**Exercise prompt:**
Reproduce the material in full, unchanged.

**Provided data:**
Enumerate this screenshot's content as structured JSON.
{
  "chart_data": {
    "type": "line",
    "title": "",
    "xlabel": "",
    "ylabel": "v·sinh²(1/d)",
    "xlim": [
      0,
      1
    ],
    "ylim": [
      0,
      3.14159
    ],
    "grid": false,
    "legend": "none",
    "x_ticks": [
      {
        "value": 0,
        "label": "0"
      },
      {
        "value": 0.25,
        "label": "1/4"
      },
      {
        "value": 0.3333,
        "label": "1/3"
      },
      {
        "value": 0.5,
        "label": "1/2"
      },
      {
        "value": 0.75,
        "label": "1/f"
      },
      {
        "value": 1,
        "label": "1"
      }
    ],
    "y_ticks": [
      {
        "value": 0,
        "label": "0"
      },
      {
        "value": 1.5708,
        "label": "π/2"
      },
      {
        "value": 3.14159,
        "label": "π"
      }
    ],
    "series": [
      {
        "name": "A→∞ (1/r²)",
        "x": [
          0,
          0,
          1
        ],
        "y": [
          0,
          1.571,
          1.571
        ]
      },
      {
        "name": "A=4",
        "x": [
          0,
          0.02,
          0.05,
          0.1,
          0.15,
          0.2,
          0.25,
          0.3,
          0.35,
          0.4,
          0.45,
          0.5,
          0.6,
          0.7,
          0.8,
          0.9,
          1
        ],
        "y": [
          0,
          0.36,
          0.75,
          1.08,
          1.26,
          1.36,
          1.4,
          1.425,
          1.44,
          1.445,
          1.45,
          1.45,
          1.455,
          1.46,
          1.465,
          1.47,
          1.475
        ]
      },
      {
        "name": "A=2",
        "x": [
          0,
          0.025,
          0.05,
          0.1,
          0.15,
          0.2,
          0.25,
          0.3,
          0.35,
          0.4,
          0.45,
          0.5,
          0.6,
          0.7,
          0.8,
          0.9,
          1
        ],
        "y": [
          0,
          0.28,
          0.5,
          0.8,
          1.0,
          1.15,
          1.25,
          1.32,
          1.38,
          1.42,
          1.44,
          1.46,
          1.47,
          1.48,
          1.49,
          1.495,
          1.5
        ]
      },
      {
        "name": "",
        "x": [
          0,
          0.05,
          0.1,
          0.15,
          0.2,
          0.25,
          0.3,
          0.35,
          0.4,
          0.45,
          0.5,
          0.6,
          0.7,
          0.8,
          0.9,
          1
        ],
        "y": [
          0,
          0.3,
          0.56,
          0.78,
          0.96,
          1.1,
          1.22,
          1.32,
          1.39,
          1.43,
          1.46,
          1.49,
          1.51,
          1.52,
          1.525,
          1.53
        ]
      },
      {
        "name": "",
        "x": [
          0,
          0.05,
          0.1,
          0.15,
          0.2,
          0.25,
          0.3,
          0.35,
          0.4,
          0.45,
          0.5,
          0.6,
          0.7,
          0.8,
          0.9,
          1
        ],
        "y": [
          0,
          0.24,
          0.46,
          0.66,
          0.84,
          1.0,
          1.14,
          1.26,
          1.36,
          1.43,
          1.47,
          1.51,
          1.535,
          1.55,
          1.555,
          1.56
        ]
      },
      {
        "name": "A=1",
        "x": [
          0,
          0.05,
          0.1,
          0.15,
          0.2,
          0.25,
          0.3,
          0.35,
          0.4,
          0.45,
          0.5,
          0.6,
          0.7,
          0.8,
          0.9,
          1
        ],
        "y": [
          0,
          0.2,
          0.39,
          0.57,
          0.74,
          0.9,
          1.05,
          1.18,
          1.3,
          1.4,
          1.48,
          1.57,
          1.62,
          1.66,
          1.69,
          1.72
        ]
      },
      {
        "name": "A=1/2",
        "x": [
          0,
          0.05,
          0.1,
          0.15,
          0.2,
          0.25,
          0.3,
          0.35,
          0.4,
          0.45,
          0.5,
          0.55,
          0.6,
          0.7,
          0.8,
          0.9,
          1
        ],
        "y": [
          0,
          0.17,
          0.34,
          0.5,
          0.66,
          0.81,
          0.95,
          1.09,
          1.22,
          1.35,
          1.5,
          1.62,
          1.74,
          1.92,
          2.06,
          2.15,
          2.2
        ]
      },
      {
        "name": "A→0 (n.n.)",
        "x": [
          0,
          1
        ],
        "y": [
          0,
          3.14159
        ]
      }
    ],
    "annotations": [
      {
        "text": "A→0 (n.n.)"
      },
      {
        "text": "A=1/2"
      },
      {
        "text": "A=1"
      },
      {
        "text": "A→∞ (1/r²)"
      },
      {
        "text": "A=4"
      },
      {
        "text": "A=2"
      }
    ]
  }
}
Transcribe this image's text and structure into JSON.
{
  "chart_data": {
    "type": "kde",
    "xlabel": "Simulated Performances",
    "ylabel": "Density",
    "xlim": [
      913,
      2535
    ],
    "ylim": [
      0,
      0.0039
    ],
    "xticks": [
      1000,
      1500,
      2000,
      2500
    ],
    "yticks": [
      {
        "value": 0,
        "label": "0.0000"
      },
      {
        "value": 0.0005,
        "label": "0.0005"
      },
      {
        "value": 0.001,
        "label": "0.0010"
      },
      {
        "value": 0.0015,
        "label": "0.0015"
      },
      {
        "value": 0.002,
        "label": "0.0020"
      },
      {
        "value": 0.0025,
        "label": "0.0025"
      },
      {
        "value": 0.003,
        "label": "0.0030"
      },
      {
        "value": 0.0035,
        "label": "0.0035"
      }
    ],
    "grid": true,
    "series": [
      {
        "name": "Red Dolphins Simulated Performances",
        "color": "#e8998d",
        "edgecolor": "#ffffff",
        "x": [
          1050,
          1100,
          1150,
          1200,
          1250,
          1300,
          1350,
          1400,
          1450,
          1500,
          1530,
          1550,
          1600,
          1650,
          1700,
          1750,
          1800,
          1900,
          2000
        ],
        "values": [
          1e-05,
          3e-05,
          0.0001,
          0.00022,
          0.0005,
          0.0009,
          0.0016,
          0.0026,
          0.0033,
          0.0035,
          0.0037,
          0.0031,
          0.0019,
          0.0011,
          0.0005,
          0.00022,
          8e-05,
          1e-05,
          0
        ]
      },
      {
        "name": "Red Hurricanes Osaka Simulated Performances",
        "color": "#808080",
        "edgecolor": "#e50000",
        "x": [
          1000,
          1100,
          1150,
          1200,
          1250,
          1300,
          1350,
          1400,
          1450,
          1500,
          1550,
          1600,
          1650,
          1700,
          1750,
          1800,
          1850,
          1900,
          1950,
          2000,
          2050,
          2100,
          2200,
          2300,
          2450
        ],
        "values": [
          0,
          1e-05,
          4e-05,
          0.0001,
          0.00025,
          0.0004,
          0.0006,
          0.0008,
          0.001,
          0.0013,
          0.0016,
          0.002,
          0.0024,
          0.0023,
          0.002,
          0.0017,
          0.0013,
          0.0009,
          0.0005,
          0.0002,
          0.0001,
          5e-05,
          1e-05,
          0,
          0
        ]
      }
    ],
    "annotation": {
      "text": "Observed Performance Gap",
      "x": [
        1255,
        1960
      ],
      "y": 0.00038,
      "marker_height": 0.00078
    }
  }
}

**Response to this task:**
Enumerate this screenshot's content as structured JSON.
{
  "chart_data": {
    "type": "line",
    "title": "",
    "xlabel": "",
    "ylabel": "v·sinh²(1/d)",
    "xlim": [
      0,
      1
    ],
    "ylim": [
      0,
      3.14159
    ],
    "grid": false,
    "legend": "none",
    "x_ticks": [
      {
        "value": 0,
        "label": "0"
      },
      {
        "value": 0.25,
        "label": "1/4"
      },
      {
        "value": 0.3333,
        "label": "1/3"
      },
      {
        "value": 0.5,
        "label": "1/2"
      },
      {
        "value": 0.75,
        "label": "1/f"
      },
      {
        "value": 1,
        "label": "1"
      }
    ],
    "y_ticks": [
      {
        "value": 0,
        "label": "0"
      },
      {
        "value": 1.5708,
        "label": "π/2"
      },
      {
        "value": 3.14159,
        "label": "π"
      }
    ],
    "series": [
      {
        "name": "A→∞ (1/r²)",
        "x": [
          0,
          0,
          1
        ],
        "y": [
          0,
          1.571,
          1.571
        ]
      },
      {
        "name": "A=4",
        "x": [
          0,
          0.02,
          0.05,
          0.1,
          0.15,
          0.2,
          0.25,
          0.3,
          0.35,
          0.4,
          0.45,
          0.5,
          0.6,
          0.7,
          0.8,
          0.9,
          1
        ],
        "y": [
          0,
          0.36,
          0.75,
          1.08,
          1.26,
          1.36,
          1.4,
          1.425,
          1.44,
          1.445,
          1.45,
          1.45,
          1.455,
          1.46,
          1.465,
          1.47,
          1.475
        ]
      },
      {
        "name": "A=2",
        "x": [
          0,
          0.025,
          0.05,
          0.1,
          0.15,
          0.2,
          0.25,
          0.3,
          0.35,
          0.4,
          0.45,
          0.5,
          0.6,
          0.7,
          0.8,
          0.9,
          1
        ],
        "y": [
          0,
          0.28,
          0.5,
          0.8,
          1.0,
          1.15,
          1.25,
          1.32,
          1.38,
          1.42,
          1.44,
          1.46,
          1.47,
          1.48,
          1.49,
          1.495,
          1.5
        ]
      },
      {
        "name": "",
        "x": [
          0,
          0.05,
          0.1,
          0.15,
          0.2,
          0.25,
          0.3,
          0.35,
          0.4,
          0.45,
          0.5,
          0.6,
          0.7,
          0.8,
          0.9,
          1
        ],
        "y": [
          0,
          0.3,
          0.56,
          0.78,
          0.96,
          1.1,
          1.22,
          1.32,
          1.39,
          1.43,
          1.46,
          1.49,
          1.51,
          1.52,
          1.525,
          1.53
        ]
      },
      {
        "name": "",
        "x": [
          0,
          0.05,
          0.1,
          0.15,
          0.2,
          0.25,
          0.3,
          0.35,
          0.4,
          0.45,
          0.5,
          0.6,
          0.7,
          0.8,
          0.9,
          1
        ],
        "y": [
          0,
          0.24,
          0.46,
          0.66,
          0.84,
          1.0,
          1.14,
          1.26,
          1.36,
          1.43,
          1.47,
          1.51,
          1.535,
          1.55,
          1.555,
          1.56
        ]
      },
      {
        "name": "A=1",
        "x": [
          0,
          0.05,
          0.1,
          0.15,
          0.2,
          0.25,
          0.3,
          0.35,
          0.4,
          0.45,
          0.5,
          0.6,
          0.7,
          0.8,
          0.9,
          1
        ],
        "y": [
          0,
          0.2,
          0.39,
          0.57,
          0.74,
          0.9,
          1.05,
          1.18,
          1.3,
          1.4,
          1.48,
          1.57,
          1.62,
          1.66,
          1.69,
          1.72
        ]
      },
      {
        "name": "A=1/2",
        "x": [
          0,
          0.05,
          0.1,
          0.15,
          0.2,
          0.25,
          0.3,
          0.35,
          0.4,
          0.45,
          0.5,
          0.55,
          0.6,
          0.7,
          0.8,
          0.9,
          1
        ],
        "y": [
          0,
          0.17,
          0.34,
          0.5,
          0.66,
          0.81,
          0.95,
          1.09,
          1.22,
          1.35,
          1.5,
          1.62,
          1.74,
          1.92,
          2.06,
          2.15,
          2.2
        ]
      },
      {
        "name": "A→0 (n.n.)",
        "x": [
          0,
          1
        ],
        "y": [
          0,
          3.14159
        ]
      }
    ],
    "annotations": [
      {
        "text": "A→0 (n.n.)"
      },
      {
        "text": "A=1/2"
      },
      {
        "text": "A=1"
      },
      {
        "text": "A→∞ (1/r²)"
      },
      {
        "text": "A=4"
      },
      {
        "text": "A=2"
      }
    ]
  }
}
Transcribe this image's text and structure into JSON.
{
  "chart_data": {
    "type": "kde",
    "xlabel": "Simulated Performances",
    "ylabel": "Density",
    "xlim": [
      913,
      2535
    ],
    "ylim": [
      0,
      0.0039
    ],
    "xticks": [
      1000,
      1500,
      2000,
      2500
    ],
    "yticks": [
      {
        "value": 0,
        "label": "0.0000"
      },
      {
        "value": 0.0005,
        "label": "0.0005"
      },
      {
        "value": 0.001,
        "label": "0.0010"
      },
      {
        "value": 0.0015,
        "label": "0.0015"
      },
      {
        "value": 0.002,
        "label": "0.0020"
      },
      {
        "value": 0.0025,
        "label": "0.0025"
      },
      {
        "value": 0.003,
        "label": "0.0030"
      },
      {
        "value": 0.0035,
        "label": "0.0035"
      }
    ],
    "grid": true,
    "series": [
      {
        "name": "Red Dolphins Simulated Performances",
        "color": "#e8998d",
        "edgecolor": "#ffffff",
        "x": [
          1050,
          1100,
          1150,
          1200,
          1250,
          1300,
          1350,
          1400,
          1450,
          1500,
          1530,
          1550,
          1600,
          1650,
          1700,
          1750,
          1800,
          1900,
          2000
        ],
        "values": [
          1e-05,
          3e-05,
          0.0001,
          0.00022,
          0.0005,
          0.0009,
          0.0016,
          0.0026,
          0.0033,
          0.0035,
          0.0037,
          0.0031,
          0.0019,
          0.0011,
          0.0005,
          0.00022,
          8e-05,
          1e-05,
          0
        ]
      },
      {
        "name": "Red Hurricanes Osaka Simulated Performances",
        "color": "#808080",
        "edgecolor": "#e50000",
        "x": [
          1000,
          1100,
          1150,
          1200,
          1250,
          1300,
          1350,
          1400,
          1450,
          1500,
          1550,
          1600,
          1650,
          1700,
          1750,
          1800,
          1850,
          1900,
          1950,
          2000,
          2050,
          2100,
          2200,
          2300,
          2450
        ],
        "values": [
          0,
          1e-05,
          4e-05,
          0.0001,
          0.00025,
          0.0004,
          0.0006,
          0.0008,
          0.001,
          0.0013,
          0.0016,
          0.002,
          0.0024,
          0.0023,
          0.002,
          0.0017,
          0.0013,
          0.0009,
          0.0005,
          0.0002,
          0.0001,
          5e-05,
          1e-05,
          0,
          0
        ]
      }
    ],
    "annotation": {
      "text": "Observed Performance Gap",
      "x": [
        1255,
        1960
      ],
      "y": 0.00038,
      "marker_height": 0.00078
    }
  }
}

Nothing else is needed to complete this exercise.